- What is expected
In the entries below, spot each line with the word "marker" and copy it.

(Beginning of Data records)

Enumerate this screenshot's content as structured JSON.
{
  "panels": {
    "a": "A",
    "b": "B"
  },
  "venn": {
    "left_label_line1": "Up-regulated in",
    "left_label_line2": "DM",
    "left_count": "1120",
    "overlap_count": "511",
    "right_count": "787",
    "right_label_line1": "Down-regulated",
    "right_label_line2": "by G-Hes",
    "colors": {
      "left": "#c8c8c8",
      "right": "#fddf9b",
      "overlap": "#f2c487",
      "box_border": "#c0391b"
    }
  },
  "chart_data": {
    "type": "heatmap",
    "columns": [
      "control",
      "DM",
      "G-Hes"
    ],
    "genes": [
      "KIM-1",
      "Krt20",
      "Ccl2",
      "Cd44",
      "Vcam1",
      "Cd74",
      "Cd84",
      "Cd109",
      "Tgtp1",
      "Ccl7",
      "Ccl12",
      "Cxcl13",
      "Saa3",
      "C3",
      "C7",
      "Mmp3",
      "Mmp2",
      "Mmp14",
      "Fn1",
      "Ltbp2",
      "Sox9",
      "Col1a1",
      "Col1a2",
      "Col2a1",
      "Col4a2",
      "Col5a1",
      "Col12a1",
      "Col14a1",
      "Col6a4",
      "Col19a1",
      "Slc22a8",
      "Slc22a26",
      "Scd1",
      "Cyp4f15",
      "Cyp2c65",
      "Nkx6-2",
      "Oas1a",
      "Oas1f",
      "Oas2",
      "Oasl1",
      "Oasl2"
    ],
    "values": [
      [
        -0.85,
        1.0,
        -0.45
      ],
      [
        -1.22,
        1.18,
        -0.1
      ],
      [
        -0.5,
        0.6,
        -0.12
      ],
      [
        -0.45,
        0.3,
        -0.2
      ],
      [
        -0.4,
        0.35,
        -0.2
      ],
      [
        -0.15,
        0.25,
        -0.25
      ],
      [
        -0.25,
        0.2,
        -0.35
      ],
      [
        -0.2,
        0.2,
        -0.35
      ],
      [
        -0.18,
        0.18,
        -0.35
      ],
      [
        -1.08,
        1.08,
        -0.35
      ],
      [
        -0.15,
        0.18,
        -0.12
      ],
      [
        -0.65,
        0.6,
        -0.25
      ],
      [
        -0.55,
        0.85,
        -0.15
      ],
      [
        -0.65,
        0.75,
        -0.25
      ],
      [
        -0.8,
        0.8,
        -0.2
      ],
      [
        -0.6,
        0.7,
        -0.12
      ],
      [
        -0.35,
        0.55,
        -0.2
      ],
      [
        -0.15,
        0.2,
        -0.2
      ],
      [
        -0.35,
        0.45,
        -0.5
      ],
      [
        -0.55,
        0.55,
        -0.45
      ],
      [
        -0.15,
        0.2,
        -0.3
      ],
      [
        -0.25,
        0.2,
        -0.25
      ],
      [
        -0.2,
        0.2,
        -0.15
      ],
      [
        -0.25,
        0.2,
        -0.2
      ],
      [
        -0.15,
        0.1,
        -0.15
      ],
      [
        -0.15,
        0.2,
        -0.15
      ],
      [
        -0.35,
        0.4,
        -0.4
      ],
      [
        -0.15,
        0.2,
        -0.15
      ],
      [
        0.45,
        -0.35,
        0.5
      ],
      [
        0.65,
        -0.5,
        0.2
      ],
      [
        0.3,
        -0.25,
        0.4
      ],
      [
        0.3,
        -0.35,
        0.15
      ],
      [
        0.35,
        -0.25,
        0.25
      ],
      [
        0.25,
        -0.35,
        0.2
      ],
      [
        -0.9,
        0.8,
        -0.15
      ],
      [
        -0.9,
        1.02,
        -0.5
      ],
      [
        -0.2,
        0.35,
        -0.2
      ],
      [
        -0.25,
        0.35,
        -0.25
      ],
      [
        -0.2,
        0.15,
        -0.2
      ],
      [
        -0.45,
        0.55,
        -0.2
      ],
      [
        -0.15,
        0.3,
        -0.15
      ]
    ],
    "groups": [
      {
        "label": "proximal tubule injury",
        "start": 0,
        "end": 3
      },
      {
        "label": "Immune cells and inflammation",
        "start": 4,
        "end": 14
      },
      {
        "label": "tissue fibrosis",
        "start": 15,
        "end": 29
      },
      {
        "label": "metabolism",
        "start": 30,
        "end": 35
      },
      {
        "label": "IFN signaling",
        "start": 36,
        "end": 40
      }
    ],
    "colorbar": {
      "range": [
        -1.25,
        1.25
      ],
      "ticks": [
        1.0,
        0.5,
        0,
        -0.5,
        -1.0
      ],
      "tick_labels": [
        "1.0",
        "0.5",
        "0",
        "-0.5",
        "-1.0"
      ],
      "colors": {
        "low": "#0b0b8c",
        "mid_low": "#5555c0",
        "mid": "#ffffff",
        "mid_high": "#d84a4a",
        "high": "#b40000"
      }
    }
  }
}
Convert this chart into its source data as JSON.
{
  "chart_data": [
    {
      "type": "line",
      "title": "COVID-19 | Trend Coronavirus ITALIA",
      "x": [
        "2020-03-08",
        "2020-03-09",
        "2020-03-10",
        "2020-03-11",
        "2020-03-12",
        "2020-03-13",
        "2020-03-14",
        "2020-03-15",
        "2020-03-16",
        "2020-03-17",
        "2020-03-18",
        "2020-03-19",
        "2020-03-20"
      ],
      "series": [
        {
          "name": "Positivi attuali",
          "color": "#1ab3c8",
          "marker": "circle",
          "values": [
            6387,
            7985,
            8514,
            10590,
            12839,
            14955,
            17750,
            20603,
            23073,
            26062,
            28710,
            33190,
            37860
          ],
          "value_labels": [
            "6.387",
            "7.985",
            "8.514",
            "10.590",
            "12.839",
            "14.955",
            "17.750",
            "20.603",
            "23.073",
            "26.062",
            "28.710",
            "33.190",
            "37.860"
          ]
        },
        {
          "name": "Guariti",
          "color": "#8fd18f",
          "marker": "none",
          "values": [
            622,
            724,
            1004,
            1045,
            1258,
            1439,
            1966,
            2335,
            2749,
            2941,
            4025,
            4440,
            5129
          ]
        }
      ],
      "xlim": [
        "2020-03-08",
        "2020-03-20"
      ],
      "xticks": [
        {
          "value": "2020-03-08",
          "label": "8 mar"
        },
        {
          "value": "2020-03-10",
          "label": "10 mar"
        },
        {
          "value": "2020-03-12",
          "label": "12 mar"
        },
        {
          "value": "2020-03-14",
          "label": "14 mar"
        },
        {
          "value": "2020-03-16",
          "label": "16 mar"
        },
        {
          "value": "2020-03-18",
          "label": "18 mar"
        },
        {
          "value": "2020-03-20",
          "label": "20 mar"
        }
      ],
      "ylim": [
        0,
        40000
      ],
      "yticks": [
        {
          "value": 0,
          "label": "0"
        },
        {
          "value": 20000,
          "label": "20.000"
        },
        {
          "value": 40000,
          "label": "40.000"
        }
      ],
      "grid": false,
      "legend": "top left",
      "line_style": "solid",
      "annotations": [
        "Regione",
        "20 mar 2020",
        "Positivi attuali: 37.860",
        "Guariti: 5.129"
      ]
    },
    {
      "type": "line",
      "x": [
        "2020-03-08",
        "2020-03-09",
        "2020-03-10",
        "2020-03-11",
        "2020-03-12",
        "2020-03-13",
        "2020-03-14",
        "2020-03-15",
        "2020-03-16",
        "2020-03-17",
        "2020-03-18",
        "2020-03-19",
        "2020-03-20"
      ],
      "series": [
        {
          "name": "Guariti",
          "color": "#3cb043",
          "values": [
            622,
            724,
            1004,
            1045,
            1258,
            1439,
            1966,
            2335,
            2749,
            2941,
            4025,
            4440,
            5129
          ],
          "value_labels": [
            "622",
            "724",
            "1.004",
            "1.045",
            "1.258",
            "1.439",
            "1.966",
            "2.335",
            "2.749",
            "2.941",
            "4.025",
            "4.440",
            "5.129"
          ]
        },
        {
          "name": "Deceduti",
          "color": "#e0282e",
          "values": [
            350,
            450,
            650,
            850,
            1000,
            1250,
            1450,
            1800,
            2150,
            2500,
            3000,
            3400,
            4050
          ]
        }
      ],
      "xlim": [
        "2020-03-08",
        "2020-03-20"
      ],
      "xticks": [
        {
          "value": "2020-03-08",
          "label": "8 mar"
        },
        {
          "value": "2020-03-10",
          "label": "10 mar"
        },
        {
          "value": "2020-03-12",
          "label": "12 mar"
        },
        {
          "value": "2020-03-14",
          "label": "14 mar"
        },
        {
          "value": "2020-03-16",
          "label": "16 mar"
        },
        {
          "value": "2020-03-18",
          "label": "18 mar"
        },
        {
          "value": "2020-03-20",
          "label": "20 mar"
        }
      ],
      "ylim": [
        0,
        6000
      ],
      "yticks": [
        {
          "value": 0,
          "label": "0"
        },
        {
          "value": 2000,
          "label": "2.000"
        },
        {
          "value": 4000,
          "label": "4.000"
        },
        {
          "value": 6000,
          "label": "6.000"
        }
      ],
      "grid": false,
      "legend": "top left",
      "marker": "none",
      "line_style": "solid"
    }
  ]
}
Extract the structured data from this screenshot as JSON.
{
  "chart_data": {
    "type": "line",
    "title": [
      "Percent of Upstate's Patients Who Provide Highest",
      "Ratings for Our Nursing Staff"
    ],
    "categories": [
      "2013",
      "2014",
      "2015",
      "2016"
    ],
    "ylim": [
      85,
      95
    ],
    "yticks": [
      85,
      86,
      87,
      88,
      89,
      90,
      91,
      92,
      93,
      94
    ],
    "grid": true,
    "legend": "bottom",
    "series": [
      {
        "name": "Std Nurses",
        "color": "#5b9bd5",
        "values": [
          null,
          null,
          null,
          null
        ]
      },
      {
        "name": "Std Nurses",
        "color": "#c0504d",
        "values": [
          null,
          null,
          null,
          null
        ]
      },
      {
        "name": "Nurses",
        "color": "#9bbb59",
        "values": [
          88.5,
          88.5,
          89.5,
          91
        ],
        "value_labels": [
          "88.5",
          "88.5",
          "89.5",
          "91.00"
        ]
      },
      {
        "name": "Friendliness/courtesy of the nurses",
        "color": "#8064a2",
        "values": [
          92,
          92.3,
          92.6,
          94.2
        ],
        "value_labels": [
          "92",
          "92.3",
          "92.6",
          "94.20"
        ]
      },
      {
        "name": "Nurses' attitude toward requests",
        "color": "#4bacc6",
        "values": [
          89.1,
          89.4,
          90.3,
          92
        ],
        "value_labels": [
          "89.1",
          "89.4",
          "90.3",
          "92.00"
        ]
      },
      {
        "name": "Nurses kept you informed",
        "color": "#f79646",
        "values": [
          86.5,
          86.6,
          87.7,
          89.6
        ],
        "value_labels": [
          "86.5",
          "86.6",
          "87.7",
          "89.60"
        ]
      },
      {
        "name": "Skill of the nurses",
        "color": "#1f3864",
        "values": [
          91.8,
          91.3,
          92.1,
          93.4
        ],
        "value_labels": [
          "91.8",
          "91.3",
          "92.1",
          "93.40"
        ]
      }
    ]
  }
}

(End of Data records)

- Answer to this exercise
          "marker": "circle",
          "marker": "none",
      "marker": "none",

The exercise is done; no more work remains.